EXTRACTED DATA:

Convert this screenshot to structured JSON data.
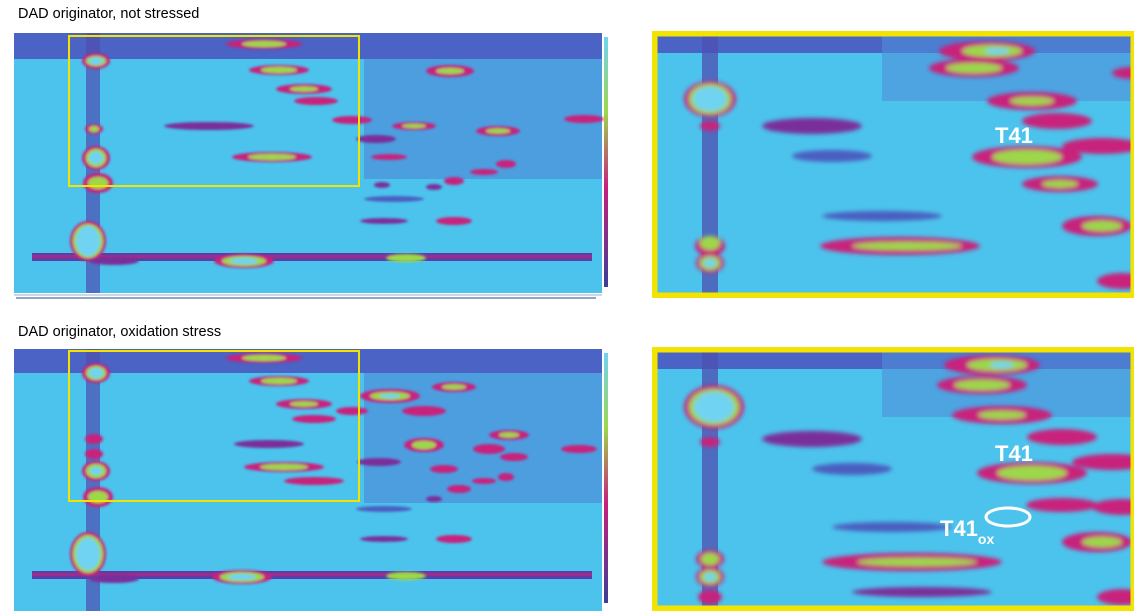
{
  "panels": [
    {
      "title": "DAD originator, not stressed",
      "zoom_labels": [
        "T41"
      ]
    },
    {
      "title": "DAD originator, oxidation stress",
      "zoom_labels": [
        "T41",
        "T41",
        "ox"
      ]
    }
  ],
  "colors": {
    "background": "#4cc3ec",
    "highlight_box": "#f2e400",
    "low_intensity": "#4a5fc0",
    "mid_intensity": "#c8207c",
    "high_intensity": "#9cd84a"
  }
}
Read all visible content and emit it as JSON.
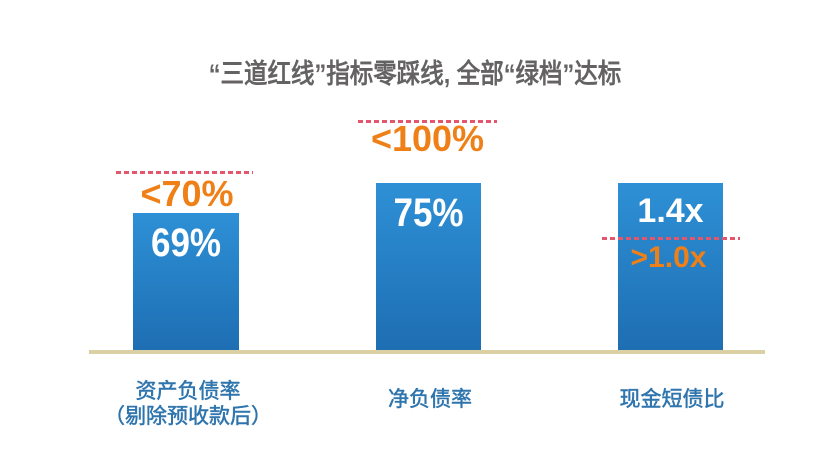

WRITTEN REQUEST: Reproduce all the entries that precede this task, word for word, minus any pictures.

TASK OUTPUT:
Convert this screenshot to structured JSON data.
{
  "panels": [
    {
      "title": "DAD originator, not stressed",
      "zoom_labels": [
        "T41"
      ]
    },
    {
      "title": "DAD originator, oxidation stress",
      "zoom_labels": [
        "T41",
        "T41",
        "ox"
      ]
    }
  ],
  "colors": {
    "background": "#4cc3ec",
    "highlight_box": "#f2e400",
    "low_intensity": "#4a5fc0",
    "mid_intensity": "#c8207c",
    "high_intensity": "#9cd84a"
  }
}
Read all visible content and emit it as JSON.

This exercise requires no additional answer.